• [Your objective] In everything from the line containing "Extract all elements" down to the line containing "x-tick-label: Verre: [878, 567, 917, 585]", change "share-name" to "segment-name" and leave all else unchanged. Omit the pictures from your answer.

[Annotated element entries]

··········

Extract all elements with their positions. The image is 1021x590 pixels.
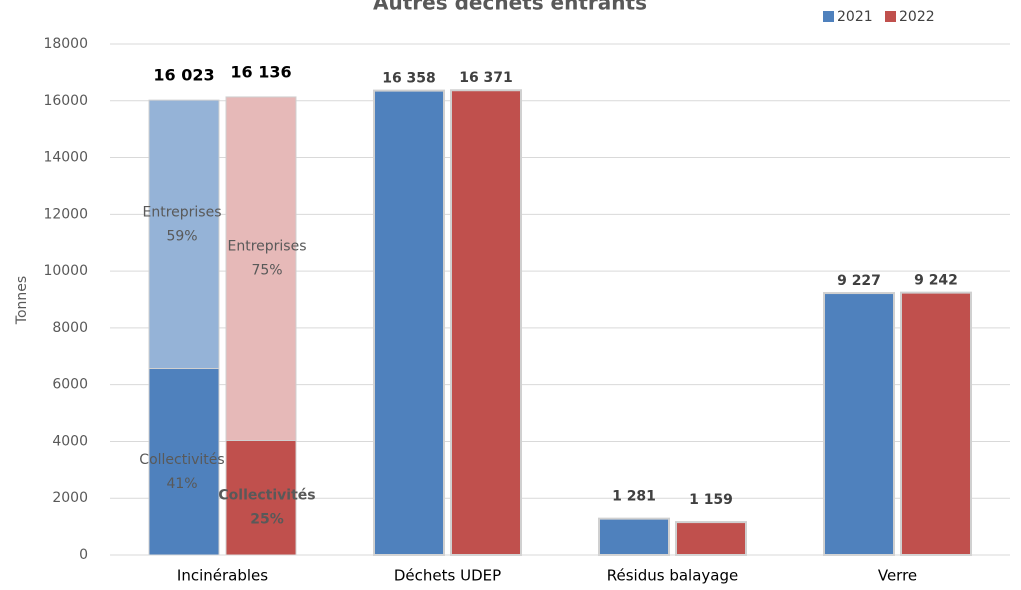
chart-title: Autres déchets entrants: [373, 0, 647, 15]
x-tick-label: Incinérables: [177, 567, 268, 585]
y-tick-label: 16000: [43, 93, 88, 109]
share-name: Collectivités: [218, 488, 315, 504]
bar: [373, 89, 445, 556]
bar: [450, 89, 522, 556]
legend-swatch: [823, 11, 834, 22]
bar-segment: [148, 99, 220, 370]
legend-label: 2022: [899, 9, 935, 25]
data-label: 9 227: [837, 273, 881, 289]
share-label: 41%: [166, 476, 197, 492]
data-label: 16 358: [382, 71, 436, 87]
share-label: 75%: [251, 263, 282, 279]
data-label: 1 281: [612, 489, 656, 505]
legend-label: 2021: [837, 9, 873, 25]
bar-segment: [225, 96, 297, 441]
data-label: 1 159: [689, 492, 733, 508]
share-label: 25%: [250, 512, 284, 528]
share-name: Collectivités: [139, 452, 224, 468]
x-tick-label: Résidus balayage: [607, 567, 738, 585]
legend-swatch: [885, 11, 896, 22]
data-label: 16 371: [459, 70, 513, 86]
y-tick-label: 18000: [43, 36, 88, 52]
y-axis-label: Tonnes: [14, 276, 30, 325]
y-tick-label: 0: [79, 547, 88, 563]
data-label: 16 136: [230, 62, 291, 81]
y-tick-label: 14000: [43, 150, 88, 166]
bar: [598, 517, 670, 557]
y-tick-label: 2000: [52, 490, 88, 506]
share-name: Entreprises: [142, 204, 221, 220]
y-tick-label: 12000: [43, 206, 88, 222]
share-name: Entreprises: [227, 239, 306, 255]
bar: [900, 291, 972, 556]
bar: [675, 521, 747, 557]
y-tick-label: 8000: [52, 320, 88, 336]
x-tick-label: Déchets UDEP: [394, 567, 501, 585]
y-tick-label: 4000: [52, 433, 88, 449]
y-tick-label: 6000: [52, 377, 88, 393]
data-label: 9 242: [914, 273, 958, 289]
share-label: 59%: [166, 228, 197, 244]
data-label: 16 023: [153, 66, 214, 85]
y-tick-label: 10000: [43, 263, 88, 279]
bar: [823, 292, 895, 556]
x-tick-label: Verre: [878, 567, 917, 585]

··········

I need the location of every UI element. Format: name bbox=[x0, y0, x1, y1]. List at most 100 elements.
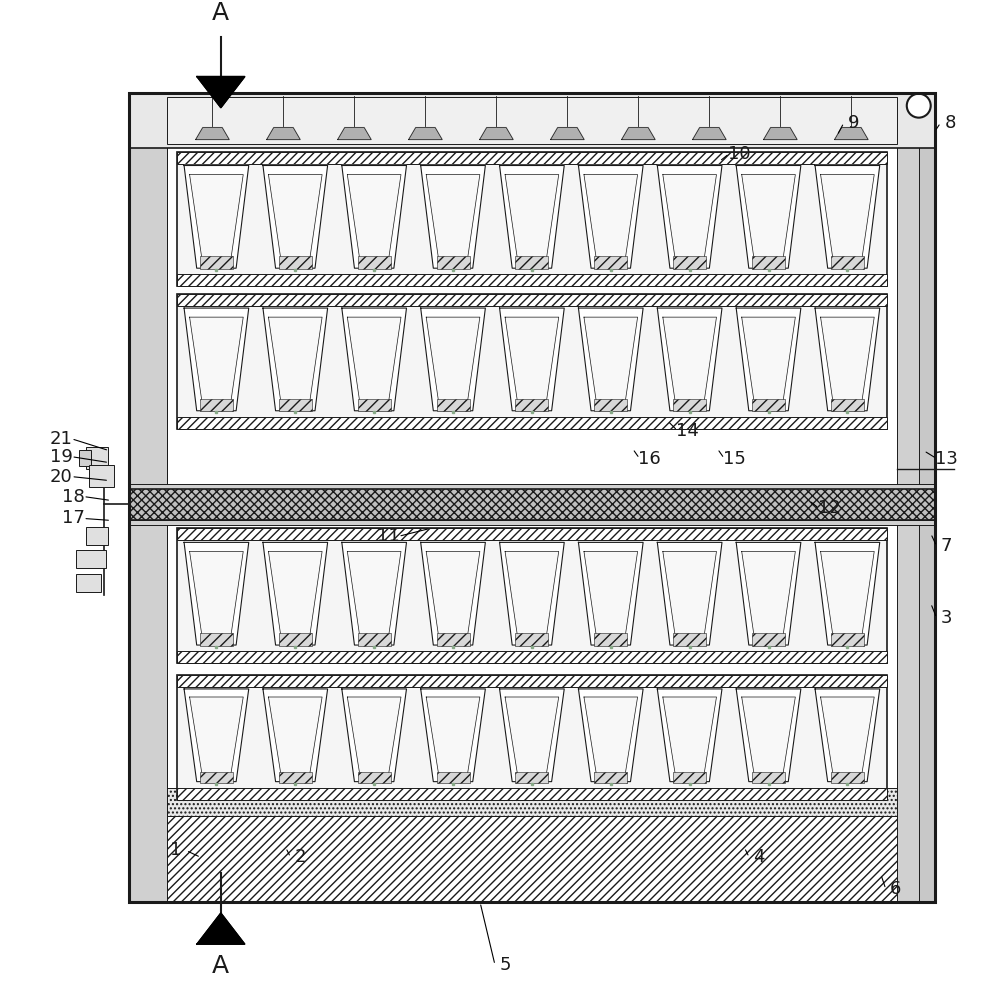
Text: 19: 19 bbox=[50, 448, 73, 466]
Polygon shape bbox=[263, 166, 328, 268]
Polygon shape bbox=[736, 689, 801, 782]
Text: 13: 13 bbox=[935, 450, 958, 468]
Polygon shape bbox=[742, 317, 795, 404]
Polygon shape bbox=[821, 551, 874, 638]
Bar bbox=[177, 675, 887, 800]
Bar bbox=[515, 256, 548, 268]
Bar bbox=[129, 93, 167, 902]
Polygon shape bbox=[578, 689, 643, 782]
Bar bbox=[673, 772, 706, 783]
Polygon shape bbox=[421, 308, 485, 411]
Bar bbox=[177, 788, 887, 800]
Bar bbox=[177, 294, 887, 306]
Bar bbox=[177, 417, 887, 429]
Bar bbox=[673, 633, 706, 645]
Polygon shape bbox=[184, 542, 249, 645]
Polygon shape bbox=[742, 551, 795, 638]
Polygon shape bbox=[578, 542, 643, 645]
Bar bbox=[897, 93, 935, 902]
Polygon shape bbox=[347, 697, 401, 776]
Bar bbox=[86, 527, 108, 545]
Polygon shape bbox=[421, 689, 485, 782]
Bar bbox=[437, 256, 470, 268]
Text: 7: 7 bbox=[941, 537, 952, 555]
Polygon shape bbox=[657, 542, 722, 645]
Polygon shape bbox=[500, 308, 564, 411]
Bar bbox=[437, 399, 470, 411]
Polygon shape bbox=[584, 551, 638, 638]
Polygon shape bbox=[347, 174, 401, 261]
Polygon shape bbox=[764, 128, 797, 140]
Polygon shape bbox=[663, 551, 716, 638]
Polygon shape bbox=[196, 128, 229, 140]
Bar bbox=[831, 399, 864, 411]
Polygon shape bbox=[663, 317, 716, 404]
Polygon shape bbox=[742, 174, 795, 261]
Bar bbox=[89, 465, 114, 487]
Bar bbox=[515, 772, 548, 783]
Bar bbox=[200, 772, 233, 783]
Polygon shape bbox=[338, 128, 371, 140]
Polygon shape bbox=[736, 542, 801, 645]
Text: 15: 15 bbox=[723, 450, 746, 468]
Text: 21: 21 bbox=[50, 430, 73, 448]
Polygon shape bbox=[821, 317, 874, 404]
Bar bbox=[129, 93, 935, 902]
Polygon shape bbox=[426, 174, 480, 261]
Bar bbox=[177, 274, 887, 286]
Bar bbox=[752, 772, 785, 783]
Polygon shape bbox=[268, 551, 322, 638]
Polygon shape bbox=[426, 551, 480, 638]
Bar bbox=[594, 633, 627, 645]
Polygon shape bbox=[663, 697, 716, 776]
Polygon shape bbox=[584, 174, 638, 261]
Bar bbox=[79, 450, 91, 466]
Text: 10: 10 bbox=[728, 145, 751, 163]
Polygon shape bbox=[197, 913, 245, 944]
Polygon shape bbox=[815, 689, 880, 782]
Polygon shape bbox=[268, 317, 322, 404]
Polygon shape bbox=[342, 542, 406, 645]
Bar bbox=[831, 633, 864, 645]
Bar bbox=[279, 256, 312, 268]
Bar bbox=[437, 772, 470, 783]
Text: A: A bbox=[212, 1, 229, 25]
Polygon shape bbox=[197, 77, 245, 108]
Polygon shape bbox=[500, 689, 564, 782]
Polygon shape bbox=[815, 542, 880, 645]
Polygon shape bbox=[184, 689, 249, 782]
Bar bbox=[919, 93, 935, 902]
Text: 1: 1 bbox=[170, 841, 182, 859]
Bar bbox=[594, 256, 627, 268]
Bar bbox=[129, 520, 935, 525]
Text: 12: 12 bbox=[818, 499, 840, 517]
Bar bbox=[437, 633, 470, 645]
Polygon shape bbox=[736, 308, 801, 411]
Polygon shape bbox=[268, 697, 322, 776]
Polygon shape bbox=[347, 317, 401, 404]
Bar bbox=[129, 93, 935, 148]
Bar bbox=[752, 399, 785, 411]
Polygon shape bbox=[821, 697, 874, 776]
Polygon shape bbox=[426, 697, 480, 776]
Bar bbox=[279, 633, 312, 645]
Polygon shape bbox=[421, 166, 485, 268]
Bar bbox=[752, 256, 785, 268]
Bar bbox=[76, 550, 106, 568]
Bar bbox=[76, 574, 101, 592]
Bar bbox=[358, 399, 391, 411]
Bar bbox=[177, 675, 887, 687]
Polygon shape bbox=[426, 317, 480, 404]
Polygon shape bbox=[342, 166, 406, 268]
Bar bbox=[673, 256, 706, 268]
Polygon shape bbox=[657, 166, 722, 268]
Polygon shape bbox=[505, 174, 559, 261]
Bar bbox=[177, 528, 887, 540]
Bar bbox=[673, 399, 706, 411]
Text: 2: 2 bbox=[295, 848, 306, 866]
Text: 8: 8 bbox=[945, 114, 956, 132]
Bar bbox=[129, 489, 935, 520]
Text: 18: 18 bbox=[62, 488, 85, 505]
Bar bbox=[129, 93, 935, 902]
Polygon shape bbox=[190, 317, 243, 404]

··········

• [Exercise response]
Extract all elements with their positions. The image is 1021x590 pixels.
chart-title: Autres déchets entrants: [373, 0, 647, 15]
x-tick-label: Incinérables: [177, 567, 268, 585]
y-tick-label: 16000: [43, 93, 88, 109]
segment-name: Collectivités: [218, 488, 315, 504]
bar: [373, 89, 445, 556]
bar: [450, 89, 522, 556]
legend-swatch: [823, 11, 834, 22]
bar-segment: [148, 99, 220, 370]
legend-label: 2022: [899, 9, 935, 25]
data-label: 9 227: [837, 273, 881, 289]
share-label: 41%: [166, 476, 197, 492]
data-label: 16 358: [382, 71, 436, 87]
share-label: 75%: [251, 263, 282, 279]
data-label: 1 281: [612, 489, 656, 505]
legend-label: 2021: [837, 9, 873, 25]
bar-segment: [225, 96, 297, 441]
data-label: 1 159: [689, 492, 733, 508]
share-label: 25%: [250, 512, 284, 528]
segment-name: Collectivités: [139, 452, 224, 468]
x-tick-label: Résidus balayage: [607, 567, 738, 585]
legend-swatch: [885, 11, 896, 22]
data-label: 16 371: [459, 70, 513, 86]
y-tick-label: 18000: [43, 36, 88, 52]
y-axis-label: Tonnes: [14, 276, 30, 325]
y-tick-label: 0: [79, 547, 88, 563]
data-label: 16 136: [230, 62, 291, 81]
y-tick-label: 14000: [43, 150, 88, 166]
bar: [598, 517, 670, 557]
y-tick-label: 2000: [52, 490, 88, 506]
segment-name: Entreprises: [142, 204, 221, 220]
y-tick-label: 12000: [43, 206, 88, 222]
segment-name: Entreprises: [227, 239, 306, 255]
bar: [900, 291, 972, 556]
bar: [675, 521, 747, 557]
y-tick-label: 8000: [52, 320, 88, 336]
x-tick-label: Déchets UDEP: [394, 567, 501, 585]
y-tick-label: 4000: [52, 433, 88, 449]
y-tick-label: 6000: [52, 377, 88, 393]
data-label: 9 242: [914, 273, 958, 289]
share-label: 59%: [166, 228, 197, 244]
data-label: 16 023: [153, 66, 214, 85]
y-tick-label: 10000: [43, 263, 88, 279]
bar: [823, 292, 895, 556]
x-tick-label: Verre: [878, 567, 917, 585]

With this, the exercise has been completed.